- TASK GOAL: Write out every single entry exactly.

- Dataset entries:

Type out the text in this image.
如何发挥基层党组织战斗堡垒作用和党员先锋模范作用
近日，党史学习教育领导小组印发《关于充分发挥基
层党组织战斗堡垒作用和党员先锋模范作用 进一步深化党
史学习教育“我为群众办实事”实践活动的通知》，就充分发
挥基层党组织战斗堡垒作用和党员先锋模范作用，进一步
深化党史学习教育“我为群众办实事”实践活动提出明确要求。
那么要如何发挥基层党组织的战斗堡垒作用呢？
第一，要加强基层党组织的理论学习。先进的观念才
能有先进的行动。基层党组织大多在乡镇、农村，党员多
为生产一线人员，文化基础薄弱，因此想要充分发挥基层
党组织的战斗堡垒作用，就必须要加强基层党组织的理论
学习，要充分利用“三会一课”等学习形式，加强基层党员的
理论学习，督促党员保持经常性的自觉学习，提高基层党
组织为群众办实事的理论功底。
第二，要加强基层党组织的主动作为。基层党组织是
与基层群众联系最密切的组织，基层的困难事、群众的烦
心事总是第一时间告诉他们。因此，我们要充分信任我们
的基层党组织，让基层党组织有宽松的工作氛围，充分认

- ANSWER FOR THIS EXERCISE:
Type out the text in this image.
如何发挥基层党组织战斗堡垒作用和党员先锋模范作用
近日，党史学习教育领导小组印发《关于充分发挥基
层党组织战斗堡垒作用和党员先锋模范作用 进一步深化党
史学习教育“我为群众办实事”实践活动的通知》，就充分发
挥基层党组织战斗堡垒作用和党员先锋模范作用，进一步
深化党史学习教育“我为群众办实事”实践活动提出明确要求。
那么要如何发挥基层党组织的战斗堡垒作用呢？
第一，要加强基层党组织的理论学习。先进的观念才
能有先进的行动。基层党组织大多在乡镇、农村，党员多
为生产一线人员，文化基础薄弱，因此想要充分发挥基层
党组织的战斗堡垒作用，就必须要加强基层党组织的理论
学习，要充分利用“三会一课”等学习形式，加强基层党员的
理论学习，督促党员保持经常性的自觉学习，提高基层党
组织为群众办实事的理论功底。
第二，要加强基层党组织的主动作为。基层党组织是
与基层群众联系最密切的组织，基层的困难事、群众的烦
心事总是第一时间告诉他们。因此，我们要充分信任我们
的基层党组织，让基层党组织有宽松的工作氛围，充分认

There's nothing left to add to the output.